▶ _Exercise materials_:
########################################
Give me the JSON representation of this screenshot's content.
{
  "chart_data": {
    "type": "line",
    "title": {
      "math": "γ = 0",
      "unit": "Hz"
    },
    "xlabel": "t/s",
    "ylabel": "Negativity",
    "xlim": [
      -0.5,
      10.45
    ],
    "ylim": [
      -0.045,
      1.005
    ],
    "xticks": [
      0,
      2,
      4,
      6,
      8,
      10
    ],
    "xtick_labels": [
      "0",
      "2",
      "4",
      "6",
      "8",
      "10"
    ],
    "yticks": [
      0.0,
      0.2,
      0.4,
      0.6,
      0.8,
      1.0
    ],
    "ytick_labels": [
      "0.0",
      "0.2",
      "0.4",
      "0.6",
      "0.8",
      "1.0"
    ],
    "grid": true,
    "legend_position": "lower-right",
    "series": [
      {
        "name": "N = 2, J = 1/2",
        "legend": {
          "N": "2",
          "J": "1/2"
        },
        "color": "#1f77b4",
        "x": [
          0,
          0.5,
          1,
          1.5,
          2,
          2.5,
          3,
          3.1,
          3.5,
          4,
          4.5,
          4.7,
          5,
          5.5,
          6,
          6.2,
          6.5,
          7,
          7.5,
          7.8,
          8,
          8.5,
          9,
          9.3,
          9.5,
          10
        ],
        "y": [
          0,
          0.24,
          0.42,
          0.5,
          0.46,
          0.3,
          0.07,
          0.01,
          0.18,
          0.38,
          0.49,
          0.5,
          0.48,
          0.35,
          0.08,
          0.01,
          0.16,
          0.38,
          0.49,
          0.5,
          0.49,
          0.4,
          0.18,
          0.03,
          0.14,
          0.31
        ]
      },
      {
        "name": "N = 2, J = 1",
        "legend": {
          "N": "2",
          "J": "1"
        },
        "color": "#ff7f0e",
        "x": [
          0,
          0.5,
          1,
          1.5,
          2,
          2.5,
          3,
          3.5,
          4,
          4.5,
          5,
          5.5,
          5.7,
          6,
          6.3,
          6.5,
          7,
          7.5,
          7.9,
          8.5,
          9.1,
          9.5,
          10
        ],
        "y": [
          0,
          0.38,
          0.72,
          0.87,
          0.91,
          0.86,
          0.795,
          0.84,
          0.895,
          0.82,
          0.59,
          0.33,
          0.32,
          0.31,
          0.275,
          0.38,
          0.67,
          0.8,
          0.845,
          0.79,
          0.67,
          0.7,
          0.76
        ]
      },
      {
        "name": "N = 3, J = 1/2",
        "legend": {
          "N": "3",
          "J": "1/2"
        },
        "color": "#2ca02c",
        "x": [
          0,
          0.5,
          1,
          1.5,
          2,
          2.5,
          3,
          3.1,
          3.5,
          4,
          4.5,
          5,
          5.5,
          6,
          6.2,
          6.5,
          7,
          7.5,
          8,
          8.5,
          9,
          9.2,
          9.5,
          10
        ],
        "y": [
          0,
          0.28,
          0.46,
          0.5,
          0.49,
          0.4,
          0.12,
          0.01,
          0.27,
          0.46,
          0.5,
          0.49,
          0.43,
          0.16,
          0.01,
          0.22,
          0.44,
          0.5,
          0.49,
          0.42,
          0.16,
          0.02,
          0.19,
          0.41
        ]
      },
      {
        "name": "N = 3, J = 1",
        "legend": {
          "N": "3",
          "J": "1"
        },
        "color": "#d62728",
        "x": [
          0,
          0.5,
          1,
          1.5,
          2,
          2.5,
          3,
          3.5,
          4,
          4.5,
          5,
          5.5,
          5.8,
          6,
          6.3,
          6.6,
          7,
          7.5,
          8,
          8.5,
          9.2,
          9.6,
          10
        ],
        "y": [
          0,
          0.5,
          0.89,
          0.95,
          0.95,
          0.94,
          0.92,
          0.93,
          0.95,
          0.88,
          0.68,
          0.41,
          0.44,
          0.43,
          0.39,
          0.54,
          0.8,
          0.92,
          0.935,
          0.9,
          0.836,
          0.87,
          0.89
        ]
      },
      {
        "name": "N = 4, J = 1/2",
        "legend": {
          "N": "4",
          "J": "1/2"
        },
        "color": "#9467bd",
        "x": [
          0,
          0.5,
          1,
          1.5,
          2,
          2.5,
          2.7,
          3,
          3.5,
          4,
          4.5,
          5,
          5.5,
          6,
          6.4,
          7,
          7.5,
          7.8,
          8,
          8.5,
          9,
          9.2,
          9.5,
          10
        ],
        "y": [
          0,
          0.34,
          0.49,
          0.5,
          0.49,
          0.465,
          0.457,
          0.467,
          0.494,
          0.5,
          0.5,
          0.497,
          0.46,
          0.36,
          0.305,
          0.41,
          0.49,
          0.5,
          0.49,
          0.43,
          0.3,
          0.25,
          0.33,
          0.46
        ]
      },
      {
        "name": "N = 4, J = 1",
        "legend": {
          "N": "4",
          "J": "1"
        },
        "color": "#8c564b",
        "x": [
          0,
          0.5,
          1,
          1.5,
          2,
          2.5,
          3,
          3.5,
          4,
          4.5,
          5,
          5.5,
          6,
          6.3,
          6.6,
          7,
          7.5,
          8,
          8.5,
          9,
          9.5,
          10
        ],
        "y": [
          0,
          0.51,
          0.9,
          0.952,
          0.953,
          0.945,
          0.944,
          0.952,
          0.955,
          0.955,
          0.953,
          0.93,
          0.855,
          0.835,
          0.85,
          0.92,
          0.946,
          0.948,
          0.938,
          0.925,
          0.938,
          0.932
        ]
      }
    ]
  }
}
########################################
▶ _Your task_: Look through the entries and find each line that has the string "color". Copy those lines.

▶ _Solution for this problem_:
        "color": "#1f77b4",
        "color": "#ff7f0e",
        "color": "#2ca02c",
        "color": "#d62728",
        "color": "#9467bd",
        "color": "#8c564b",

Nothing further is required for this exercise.